The request: Repeat the material exactly, every line of it.

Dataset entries
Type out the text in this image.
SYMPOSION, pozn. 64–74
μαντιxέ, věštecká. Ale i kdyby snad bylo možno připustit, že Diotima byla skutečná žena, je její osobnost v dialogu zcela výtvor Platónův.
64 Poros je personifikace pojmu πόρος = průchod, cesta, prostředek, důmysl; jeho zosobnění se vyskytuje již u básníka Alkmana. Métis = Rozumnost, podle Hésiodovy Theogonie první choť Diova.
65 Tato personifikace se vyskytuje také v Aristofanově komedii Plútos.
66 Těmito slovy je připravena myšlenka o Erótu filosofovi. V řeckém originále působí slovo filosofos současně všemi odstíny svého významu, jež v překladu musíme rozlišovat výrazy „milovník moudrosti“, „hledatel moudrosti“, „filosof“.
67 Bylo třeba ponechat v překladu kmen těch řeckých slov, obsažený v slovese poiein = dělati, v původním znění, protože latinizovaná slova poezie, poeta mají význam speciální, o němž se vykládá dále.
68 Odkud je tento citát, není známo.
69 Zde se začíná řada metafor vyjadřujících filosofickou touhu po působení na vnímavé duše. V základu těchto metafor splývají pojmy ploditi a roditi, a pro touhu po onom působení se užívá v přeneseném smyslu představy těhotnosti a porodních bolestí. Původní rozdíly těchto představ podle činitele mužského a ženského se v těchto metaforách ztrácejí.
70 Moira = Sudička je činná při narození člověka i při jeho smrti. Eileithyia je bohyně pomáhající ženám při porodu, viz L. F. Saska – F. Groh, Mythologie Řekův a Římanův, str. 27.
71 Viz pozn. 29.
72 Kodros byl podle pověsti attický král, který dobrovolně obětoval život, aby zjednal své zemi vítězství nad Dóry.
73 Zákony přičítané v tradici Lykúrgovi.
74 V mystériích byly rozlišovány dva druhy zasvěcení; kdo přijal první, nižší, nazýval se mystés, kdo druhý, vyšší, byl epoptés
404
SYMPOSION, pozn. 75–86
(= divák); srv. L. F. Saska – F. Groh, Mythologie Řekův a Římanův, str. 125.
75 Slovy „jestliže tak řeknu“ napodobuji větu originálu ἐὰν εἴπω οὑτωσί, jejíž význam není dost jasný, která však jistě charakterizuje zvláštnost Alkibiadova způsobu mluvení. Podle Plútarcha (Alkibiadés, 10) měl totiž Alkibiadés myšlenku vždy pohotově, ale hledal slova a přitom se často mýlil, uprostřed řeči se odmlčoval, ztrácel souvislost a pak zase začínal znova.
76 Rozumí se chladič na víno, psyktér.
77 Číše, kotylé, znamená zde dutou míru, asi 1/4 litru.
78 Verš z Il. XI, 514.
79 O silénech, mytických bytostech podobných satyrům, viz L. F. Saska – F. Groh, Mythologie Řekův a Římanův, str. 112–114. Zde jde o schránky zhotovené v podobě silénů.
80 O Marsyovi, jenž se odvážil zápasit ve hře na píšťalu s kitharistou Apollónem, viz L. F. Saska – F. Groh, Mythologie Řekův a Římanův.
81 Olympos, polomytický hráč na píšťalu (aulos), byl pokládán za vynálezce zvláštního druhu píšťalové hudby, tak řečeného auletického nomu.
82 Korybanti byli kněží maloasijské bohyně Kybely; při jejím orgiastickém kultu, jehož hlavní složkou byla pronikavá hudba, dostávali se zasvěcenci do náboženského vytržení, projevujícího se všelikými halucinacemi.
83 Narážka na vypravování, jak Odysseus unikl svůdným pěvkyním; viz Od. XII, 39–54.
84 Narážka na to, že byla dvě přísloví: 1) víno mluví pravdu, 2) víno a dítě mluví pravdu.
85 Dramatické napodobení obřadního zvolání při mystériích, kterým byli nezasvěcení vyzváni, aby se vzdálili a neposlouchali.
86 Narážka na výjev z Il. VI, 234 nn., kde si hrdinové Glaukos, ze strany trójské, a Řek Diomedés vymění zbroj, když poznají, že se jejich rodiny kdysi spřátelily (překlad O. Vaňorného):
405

Complete response:
Type out the text in this image.
SYMPOSION, pozn. 64–74
μαντιxέ, věštecká. Ale i kdyby snad bylo možno připustit, že Diotima byla skutečná žena, je její osobnost v dialogu zcela výtvor Platónův.
64 Poros je personifikace pojmu πόρος = průchod, cesta, prostředek, důmysl; jeho zosobnění se vyskytuje již u básníka Alkmana. Métis = Rozumnost, podle Hésiodovy Theogonie první choť Diova.
65 Tato personifikace se vyskytuje také v Aristofanově komedii Plútos.
66 Těmito slovy je připravena myšlenka o Erótu filosofovi. V řeckém originále působí slovo filosofos současně všemi odstíny svého významu, jež v překladu musíme rozlišovat výrazy „milovník moudrosti“, „hledatel moudrosti“, „filosof“.
67 Bylo třeba ponechat v překladu kmen těch řeckých slov, obsažený v slovese poiein = dělati, v původním znění, protože latinizovaná slova poezie, poeta mají význam speciální, o němž se vykládá dále.
68 Odkud je tento citát, není známo.
69 Zde se začíná řada metafor vyjadřujících filosofickou touhu po působení na vnímavé duše. V základu těchto metafor splývají pojmy ploditi a roditi, a pro touhu po onom působení se užívá v přeneseném smyslu představy těhotnosti a porodních bolestí. Původní rozdíly těchto představ podle činitele mužského a ženského se v těchto metaforách ztrácejí.
70 Moira = Sudička je činná při narození člověka i při jeho smrti. Eileithyia je bohyně pomáhající ženám při porodu, viz L. F. Saska – F. Groh, Mythologie Řekův a Římanův, str. 27.
71 Viz pozn. 29.
72 Kodros byl podle pověsti attický král, který dobrovolně obětoval život, aby zjednal své zemi vítězství nad Dóry.
73 Zákony přičítané v tradici Lykúrgovi.
74 V mystériích byly rozlišovány dva druhy zasvěcení; kdo přijal první, nižší, nazýval se mystés, kdo druhý, vyšší, byl epoptés
404
SYMPOSION, pozn. 75–86
(= divák); srv. L. F. Saska – F. Groh, Mythologie Řekův a Římanův, str. 125.
75 Slovy „jestliže tak řeknu“ napodobuji větu originálu ἐὰν εἴπω οὑτωσί, jejíž význam není dost jasný, která však jistě charakterizuje zvláštnost Alkibiadova způsobu mluvení. Podle Plútarcha (Alkibiadés, 10) měl totiž Alkibiadés myšlenku vždy pohotově, ale hledal slova a přitom se často mýlil, uprostřed řeči se odmlčoval, ztrácel souvislost a pak zase začínal znova.
76 Rozumí se chladič na víno, psyktér.
77 Číše, kotylé, znamená zde dutou míru, asi 1/4 litru.
78 Verš z Il. XI, 514.
79 O silénech, mytických bytostech podobných satyrům, viz L. F. Saska – F. Groh, Mythologie Řekův a Římanův, str. 112–114. Zde jde o schránky zhotovené v podobě silénů.
80 O Marsyovi, jenž se odvážil zápasit ve hře na píšťalu s kitharistou Apollónem, viz L. F. Saska – F. Groh, Mythologie Řekův a Římanův.
81 Olympos, polomytický hráč na píšťalu (aulos), byl pokládán za vynálezce zvláštního druhu píšťalové hudby, tak řečeného auletického nomu.
82 Korybanti byli kněží maloasijské bohyně Kybely; při jejím orgiastickém kultu, jehož hlavní složkou byla pronikavá hudba, dostávali se zasvěcenci do náboženského vytržení, projevujícího se všelikými halucinacemi.
83 Narážka na vypravování, jak Odysseus unikl svůdným pěvkyním; viz Od. XII, 39–54.
84 Narážka na to, že byla dvě přísloví: 1) víno mluví pravdu, 2) víno a dítě mluví pravdu.
85 Dramatické napodobení obřadního zvolání při mystériích, kterým byli nezasvěcení vyzváni, aby se vzdálili a neposlouchali.
86 Narážka na výjev z Il. VI, 234 nn., kde si hrdinové Glaukos, ze strany trójské, a Řek Diomedés vymění zbroj, když poznají, že se jejich rodiny kdysi spřátelily (překlad O. Vaňorného):
405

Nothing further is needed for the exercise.